=== AVAILABLE RECORDS ===
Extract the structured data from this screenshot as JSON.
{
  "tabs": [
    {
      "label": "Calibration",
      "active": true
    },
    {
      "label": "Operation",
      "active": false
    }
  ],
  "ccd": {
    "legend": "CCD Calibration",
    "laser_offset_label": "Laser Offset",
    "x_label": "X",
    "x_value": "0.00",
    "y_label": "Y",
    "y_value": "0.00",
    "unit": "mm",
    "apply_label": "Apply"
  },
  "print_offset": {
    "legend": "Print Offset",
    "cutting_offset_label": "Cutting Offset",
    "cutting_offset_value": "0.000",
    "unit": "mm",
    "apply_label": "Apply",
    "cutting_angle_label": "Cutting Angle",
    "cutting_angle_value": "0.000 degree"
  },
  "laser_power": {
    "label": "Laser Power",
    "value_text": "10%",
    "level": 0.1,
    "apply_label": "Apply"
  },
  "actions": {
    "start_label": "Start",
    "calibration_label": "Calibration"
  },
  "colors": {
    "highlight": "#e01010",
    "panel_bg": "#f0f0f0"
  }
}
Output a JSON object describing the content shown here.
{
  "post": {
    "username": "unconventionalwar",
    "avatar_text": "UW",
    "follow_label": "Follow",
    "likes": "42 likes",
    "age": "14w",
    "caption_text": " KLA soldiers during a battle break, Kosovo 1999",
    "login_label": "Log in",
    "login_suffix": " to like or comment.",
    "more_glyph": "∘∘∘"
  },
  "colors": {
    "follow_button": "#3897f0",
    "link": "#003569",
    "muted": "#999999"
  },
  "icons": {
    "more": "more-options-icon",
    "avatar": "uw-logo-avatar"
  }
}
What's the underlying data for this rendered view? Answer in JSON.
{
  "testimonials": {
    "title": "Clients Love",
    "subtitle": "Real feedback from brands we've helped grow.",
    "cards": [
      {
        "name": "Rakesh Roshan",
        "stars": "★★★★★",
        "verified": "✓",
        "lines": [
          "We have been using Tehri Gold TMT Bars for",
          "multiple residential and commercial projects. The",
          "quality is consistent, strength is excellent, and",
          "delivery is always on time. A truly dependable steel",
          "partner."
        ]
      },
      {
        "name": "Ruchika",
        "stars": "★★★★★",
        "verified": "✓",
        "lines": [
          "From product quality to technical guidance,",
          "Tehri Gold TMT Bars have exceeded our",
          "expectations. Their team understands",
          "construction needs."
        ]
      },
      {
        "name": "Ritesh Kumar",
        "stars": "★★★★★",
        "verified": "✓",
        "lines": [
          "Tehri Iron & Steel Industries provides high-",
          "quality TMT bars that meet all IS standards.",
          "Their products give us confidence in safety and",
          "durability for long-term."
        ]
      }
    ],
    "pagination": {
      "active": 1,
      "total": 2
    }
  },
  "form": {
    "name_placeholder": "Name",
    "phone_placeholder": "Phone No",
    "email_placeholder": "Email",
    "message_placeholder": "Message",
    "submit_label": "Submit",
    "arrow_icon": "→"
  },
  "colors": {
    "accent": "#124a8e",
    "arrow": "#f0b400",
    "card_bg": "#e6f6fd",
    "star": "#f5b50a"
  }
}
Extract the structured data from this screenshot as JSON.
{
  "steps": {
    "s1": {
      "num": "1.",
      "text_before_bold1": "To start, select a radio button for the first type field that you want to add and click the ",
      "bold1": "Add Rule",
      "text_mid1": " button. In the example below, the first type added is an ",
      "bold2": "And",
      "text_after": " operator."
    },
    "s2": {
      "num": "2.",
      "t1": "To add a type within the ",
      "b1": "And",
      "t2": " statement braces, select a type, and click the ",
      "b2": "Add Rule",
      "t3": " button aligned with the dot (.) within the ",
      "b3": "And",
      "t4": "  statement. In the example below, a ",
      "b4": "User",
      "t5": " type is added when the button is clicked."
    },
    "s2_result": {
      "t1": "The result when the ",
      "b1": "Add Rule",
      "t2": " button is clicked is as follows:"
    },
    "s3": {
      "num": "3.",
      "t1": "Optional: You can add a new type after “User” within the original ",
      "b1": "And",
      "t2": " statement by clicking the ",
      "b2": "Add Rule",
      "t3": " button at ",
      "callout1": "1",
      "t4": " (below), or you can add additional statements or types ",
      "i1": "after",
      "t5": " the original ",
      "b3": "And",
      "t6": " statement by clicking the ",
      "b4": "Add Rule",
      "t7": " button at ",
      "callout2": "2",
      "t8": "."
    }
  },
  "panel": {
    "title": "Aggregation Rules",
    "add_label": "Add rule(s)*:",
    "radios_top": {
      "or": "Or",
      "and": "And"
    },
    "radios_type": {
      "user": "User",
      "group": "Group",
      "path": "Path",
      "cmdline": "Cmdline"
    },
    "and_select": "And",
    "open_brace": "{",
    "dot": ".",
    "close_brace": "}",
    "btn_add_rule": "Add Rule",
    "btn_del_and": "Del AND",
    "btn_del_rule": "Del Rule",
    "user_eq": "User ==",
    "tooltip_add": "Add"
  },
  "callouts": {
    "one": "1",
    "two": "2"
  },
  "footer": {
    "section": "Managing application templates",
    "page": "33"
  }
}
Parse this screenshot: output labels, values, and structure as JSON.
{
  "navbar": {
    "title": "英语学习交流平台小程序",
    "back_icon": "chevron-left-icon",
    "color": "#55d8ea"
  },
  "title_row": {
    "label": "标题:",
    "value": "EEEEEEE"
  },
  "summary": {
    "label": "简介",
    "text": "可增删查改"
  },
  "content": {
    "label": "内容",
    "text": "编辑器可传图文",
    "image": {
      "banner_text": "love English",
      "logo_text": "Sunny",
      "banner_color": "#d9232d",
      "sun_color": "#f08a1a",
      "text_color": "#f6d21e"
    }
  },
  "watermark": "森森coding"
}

=== THE REQUEST ===
Reproduce the full listing word for word.

=== FULL OUTPUT ===
Extract the structured data from this screenshot as JSON.
{
  "tabs": [
    {
      "label": "Calibration",
      "active": true
    },
    {
      "label": "Operation",
      "active": false
    }
  ],
  "ccd": {
    "legend": "CCD Calibration",
    "laser_offset_label": "Laser Offset",
    "x_label": "X",
    "x_value": "0.00",
    "y_label": "Y",
    "y_value": "0.00",
    "unit": "mm",
    "apply_label": "Apply"
  },
  "print_offset": {
    "legend": "Print Offset",
    "cutting_offset_label": "Cutting Offset",
    "cutting_offset_value": "0.000",
    "unit": "mm",
    "apply_label": "Apply",
    "cutting_angle_label": "Cutting Angle",
    "cutting_angle_value": "0.000 degree"
  },
  "laser_power": {
    "label": "Laser Power",
    "value_text": "10%",
    "level": 0.1,
    "apply_label": "Apply"
  },
  "actions": {
    "start_label": "Start",
    "calibration_label": "Calibration"
  },
  "colors": {
    "highlight": "#e01010",
    "panel_bg": "#f0f0f0"
  }
}
Output a JSON object describing the content shown here.
{
  "post": {
    "username": "unconventionalwar",
    "avatar_text": "UW",
    "follow_label": "Follow",
    "likes": "42 likes",
    "age": "14w",
    "caption_text": " KLA soldiers during a battle break, Kosovo 1999",
    "login_label": "Log in",
    "login_suffix": " to like or comment.",
    "more_glyph": "∘∘∘"
  },
  "colors": {
    "follow_button": "#3897f0",
    "link": "#003569",
    "muted": "#999999"
  },
  "icons": {
    "more": "more-options-icon",
    "avatar": "uw-logo-avatar"
  }
}
What's the underlying data for this rendered view? Answer in JSON.
{
  "testimonials": {
    "title": "Clients Love",
    "subtitle": "Real feedback from brands we've helped grow.",
    "cards": [
      {
        "name": "Rakesh Roshan",
        "stars": "★★★★★",
        "verified": "✓",
        "lines": [
          "We have been using Tehri Gold TMT Bars for",
          "multiple residential and commercial projects. The",
          "quality is consistent, strength is excellent, and",
          "delivery is always on time. A truly dependable steel",
          "partner."
        ]
      },
      {
        "name": "Ruchika",
        "stars": "★★★★★",
        "verified": "✓",
        "lines": [
          "From product quality to technical guidance,",
          "Tehri Gold TMT Bars have exceeded our",
          "expectations. Their team understands",
          "construction needs."
        ]
      },
      {
        "name": "Ritesh Kumar",
        "stars": "★★★★★",
        "verified": "✓",
        "lines": [
          "Tehri Iron & Steel Industries provides high-",
          "quality TMT bars that meet all IS standards.",
          "Their products give us confidence in safety and",
          "durability for long-term."
        ]
      }
    ],
    "pagination": {
      "active": 1,
      "total": 2
    }
  },
  "form": {
    "name_placeholder": "Name",
    "phone_placeholder": "Phone No",
    "email_placeholder": "Email",
    "message_placeholder": "Message",
    "submit_label": "Submit",
    "arrow_icon": "→"
  },
  "colors": {
    "accent": "#124a8e",
    "arrow": "#f0b400",
    "card_bg": "#e6f6fd",
    "star": "#f5b50a"
  }
}
Extract the structured data from this screenshot as JSON.
{
  "steps": {
    "s1": {
      "num": "1.",
      "text_before_bold1": "To start, select a radio button for the first type field that you want to add and click the ",
      "bold1": "Add Rule",
      "text_mid1": " button. In the example below, the first type added is an ",
      "bold2": "And",
      "text_after": " operator."
    },
    "s2": {
      "num": "2.",
      "t1": "To add a type within the ",
      "b1": "And",
      "t2": " statement braces, select a type, and click the ",
      "b2": "Add Rule",
      "t3": " button aligned with the dot (.) within the ",
      "b3": "And",
      "t4": "  statement. In the example below, a ",
      "b4": "User",
      "t5": " type is added when the button is clicked."
    },
    "s2_result": {
      "t1": "The result when the ",
      "b1": "Add Rule",
      "t2": " button is clicked is as follows:"
    },
    "s3": {
      "num": "3.",
      "t1": "Optional: You can add a new type after “User” within the original ",
      "b1": "And",
      "t2": " statement by clicking the ",
      "b2": "Add Rule",
      "t3": " button at ",
      "callout1": "1",
      "t4": " (below), or you can add additional statements or types ",
      "i1": "after",
      "t5": " the original ",
      "b3": "And",
      "t6": " statement by clicking the ",
      "b4": "Add Rule",
      "t7": " button at ",
      "callout2": "2",
      "t8": "."
    }
  },
  "panel": {
    "title": "Aggregation Rules",
    "add_label": "Add rule(s)*:",
    "radios_top": {
      "or": "Or",
      "and": "And"
    },
    "radios_type": {
      "user": "User",
      "group": "Group",
      "path": "Path",
      "cmdline": "Cmdline"
    },
    "and_select": "And",
    "open_brace": "{",
    "dot": ".",
    "close_brace": "}",
    "btn_add_rule": "Add Rule",
    "btn_del_and": "Del AND",
    "btn_del_rule": "Del Rule",
    "user_eq": "User ==",
    "tooltip_add": "Add"
  },
  "callouts": {
    "one": "1",
    "two": "2"
  },
  "footer": {
    "section": "Managing application templates",
    "page": "33"
  }
}
Parse this screenshot: output labels, values, and structure as JSON.
{
  "navbar": {
    "title": "英语学习交流平台小程序",
    "back_icon": "chevron-left-icon",
    "color": "#55d8ea"
  },
  "title_row": {
    "label": "标题:",
    "value": "EEEEEEE"
  },
  "summary": {
    "label": "简介",
    "text": "可增删查改"
  },
  "content": {
    "label": "内容",
    "text": "编辑器可传图文",
    "image": {
      "banner_text": "love English",
      "logo_text": "Sunny",
      "banner_color": "#d9232d",
      "sun_color": "#f08a1a",
      "text_color": "#f6d21e"
    }
  },
  "watermark": "森森coding"
}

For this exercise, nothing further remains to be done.